→ **Problem statement**: Switch every occurrence of "Point" in the data below to "Marker", leaving everything else unchanged.

BEGIN Dataset rows

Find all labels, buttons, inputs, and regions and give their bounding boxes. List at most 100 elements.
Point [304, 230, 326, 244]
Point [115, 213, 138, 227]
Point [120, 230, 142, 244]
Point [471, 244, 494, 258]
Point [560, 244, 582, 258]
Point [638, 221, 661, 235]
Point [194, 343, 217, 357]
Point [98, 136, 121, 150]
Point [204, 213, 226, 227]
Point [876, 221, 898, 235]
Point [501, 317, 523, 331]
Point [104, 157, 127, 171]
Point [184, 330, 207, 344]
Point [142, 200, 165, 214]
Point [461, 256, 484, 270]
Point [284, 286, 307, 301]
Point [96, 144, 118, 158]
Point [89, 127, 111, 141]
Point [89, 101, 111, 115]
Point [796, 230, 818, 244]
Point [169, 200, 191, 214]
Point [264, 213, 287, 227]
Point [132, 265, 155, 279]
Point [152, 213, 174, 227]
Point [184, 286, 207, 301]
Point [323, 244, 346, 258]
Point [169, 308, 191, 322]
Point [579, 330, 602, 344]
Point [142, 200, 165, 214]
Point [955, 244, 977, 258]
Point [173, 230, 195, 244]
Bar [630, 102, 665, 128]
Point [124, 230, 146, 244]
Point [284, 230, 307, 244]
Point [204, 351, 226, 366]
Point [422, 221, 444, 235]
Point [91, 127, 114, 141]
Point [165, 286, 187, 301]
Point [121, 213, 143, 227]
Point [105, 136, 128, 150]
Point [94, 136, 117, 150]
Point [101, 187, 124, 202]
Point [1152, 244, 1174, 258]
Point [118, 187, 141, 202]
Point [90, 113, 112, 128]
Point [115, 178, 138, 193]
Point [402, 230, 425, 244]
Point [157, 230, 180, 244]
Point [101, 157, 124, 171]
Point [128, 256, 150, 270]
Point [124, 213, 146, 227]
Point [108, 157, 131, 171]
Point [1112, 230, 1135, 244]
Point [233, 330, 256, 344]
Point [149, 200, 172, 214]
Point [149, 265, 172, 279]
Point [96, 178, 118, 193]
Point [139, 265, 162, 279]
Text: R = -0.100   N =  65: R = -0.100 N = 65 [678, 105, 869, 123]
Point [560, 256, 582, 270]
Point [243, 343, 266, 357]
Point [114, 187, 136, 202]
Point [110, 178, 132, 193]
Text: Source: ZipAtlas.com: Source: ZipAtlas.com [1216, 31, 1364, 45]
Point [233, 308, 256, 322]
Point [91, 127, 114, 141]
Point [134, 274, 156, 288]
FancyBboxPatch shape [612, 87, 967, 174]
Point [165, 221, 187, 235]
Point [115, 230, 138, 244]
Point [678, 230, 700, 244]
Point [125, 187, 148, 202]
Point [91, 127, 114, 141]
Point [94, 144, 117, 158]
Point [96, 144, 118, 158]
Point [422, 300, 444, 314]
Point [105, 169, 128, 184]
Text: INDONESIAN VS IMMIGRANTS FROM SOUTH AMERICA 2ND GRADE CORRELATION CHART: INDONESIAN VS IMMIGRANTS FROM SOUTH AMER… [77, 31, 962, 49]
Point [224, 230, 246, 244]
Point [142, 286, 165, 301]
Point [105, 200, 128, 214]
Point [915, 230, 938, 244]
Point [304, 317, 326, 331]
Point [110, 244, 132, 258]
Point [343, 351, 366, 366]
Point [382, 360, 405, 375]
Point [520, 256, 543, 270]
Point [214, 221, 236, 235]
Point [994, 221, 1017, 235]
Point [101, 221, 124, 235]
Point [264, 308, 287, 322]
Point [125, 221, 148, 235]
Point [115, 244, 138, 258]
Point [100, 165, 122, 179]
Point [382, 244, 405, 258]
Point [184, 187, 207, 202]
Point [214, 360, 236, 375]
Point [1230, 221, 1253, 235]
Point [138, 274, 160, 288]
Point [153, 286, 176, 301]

END Dataset rows

→ **Exercise solution**:
Find all labels, buttons, inputs, and regions and give their bounding boxes. List at most 100 elements.
Marker [304, 230, 326, 244]
Marker [115, 213, 138, 227]
Marker [120, 230, 142, 244]
Marker [471, 244, 494, 258]
Marker [560, 244, 582, 258]
Marker [638, 221, 661, 235]
Marker [194, 343, 217, 357]
Marker [98, 136, 121, 150]
Marker [204, 213, 226, 227]
Marker [876, 221, 898, 235]
Marker [501, 317, 523, 331]
Marker [104, 157, 127, 171]
Marker [184, 330, 207, 344]
Marker [142, 200, 165, 214]
Marker [461, 256, 484, 270]
Marker [284, 286, 307, 301]
Marker [96, 144, 118, 158]
Marker [89, 127, 111, 141]
Marker [89, 101, 111, 115]
Marker [796, 230, 818, 244]
Marker [169, 200, 191, 214]
Marker [264, 213, 287, 227]
Marker [132, 265, 155, 279]
Marker [152, 213, 174, 227]
Marker [184, 286, 207, 301]
Marker [323, 244, 346, 258]
Marker [169, 308, 191, 322]
Marker [579, 330, 602, 344]
Marker [142, 200, 165, 214]
Marker [955, 244, 977, 258]
Marker [173, 230, 195, 244]
Bar [630, 102, 665, 128]
Marker [124, 230, 146, 244]
Marker [284, 230, 307, 244]
Marker [204, 351, 226, 366]
Marker [422, 221, 444, 235]
Marker [91, 127, 114, 141]
Marker [165, 286, 187, 301]
Marker [121, 213, 143, 227]
Marker [105, 136, 128, 150]
Marker [94, 136, 117, 150]
Marker [101, 187, 124, 202]
Marker [1152, 244, 1174, 258]
Marker [118, 187, 141, 202]
Marker [90, 113, 112, 128]
Marker [115, 178, 138, 193]
Marker [402, 230, 425, 244]
Marker [157, 230, 180, 244]
Marker [101, 157, 124, 171]
Marker [128, 256, 150, 270]
Marker [124, 213, 146, 227]
Marker [108, 157, 131, 171]
Marker [1112, 230, 1135, 244]
Marker [233, 330, 256, 344]
Marker [149, 200, 172, 214]
Marker [149, 265, 172, 279]
Marker [96, 178, 118, 193]
Marker [139, 265, 162, 279]
Text: R = -0.100   N =  65: R = -0.100 N = 65 [678, 105, 869, 123]
Marker [560, 256, 582, 270]
Marker [243, 343, 266, 357]
Marker [114, 187, 136, 202]
Marker [110, 178, 132, 193]
Text: Source: ZipAtlas.com: Source: ZipAtlas.com [1216, 31, 1364, 45]
Marker [233, 308, 256, 322]
Marker [91, 127, 114, 141]
Marker [134, 274, 156, 288]
FancyBboxPatch shape [612, 87, 967, 174]
Marker [165, 221, 187, 235]
Marker [115, 230, 138, 244]
Marker [678, 230, 700, 244]
Marker [125, 187, 148, 202]
Marker [91, 127, 114, 141]
Marker [94, 144, 117, 158]
Marker [96, 144, 118, 158]
Marker [422, 300, 444, 314]
Marker [105, 169, 128, 184]
Text: INDONESIAN VS IMMIGRANTS FROM SOUTH AMERICA 2ND GRADE CORRELATION CHART: INDONESIAN VS IMMIGRANTS FROM SOUTH AMER… [77, 31, 962, 49]
Marker [224, 230, 246, 244]
Marker [142, 286, 165, 301]
Marker [105, 200, 128, 214]
Marker [915, 230, 938, 244]
Marker [304, 317, 326, 331]
Marker [110, 244, 132, 258]
Marker [343, 351, 366, 366]
Marker [382, 360, 405, 375]
Marker [520, 256, 543, 270]
Marker [214, 221, 236, 235]
Marker [994, 221, 1017, 235]
Marker [101, 221, 124, 235]
Marker [264, 308, 287, 322]
Marker [125, 221, 148, 235]
Marker [115, 244, 138, 258]
Marker [100, 165, 122, 179]
Marker [382, 244, 405, 258]
Marker [184, 187, 207, 202]
Marker [214, 360, 236, 375]
Marker [1230, 221, 1253, 235]
Marker [138, 274, 160, 288]
Marker [153, 286, 176, 301]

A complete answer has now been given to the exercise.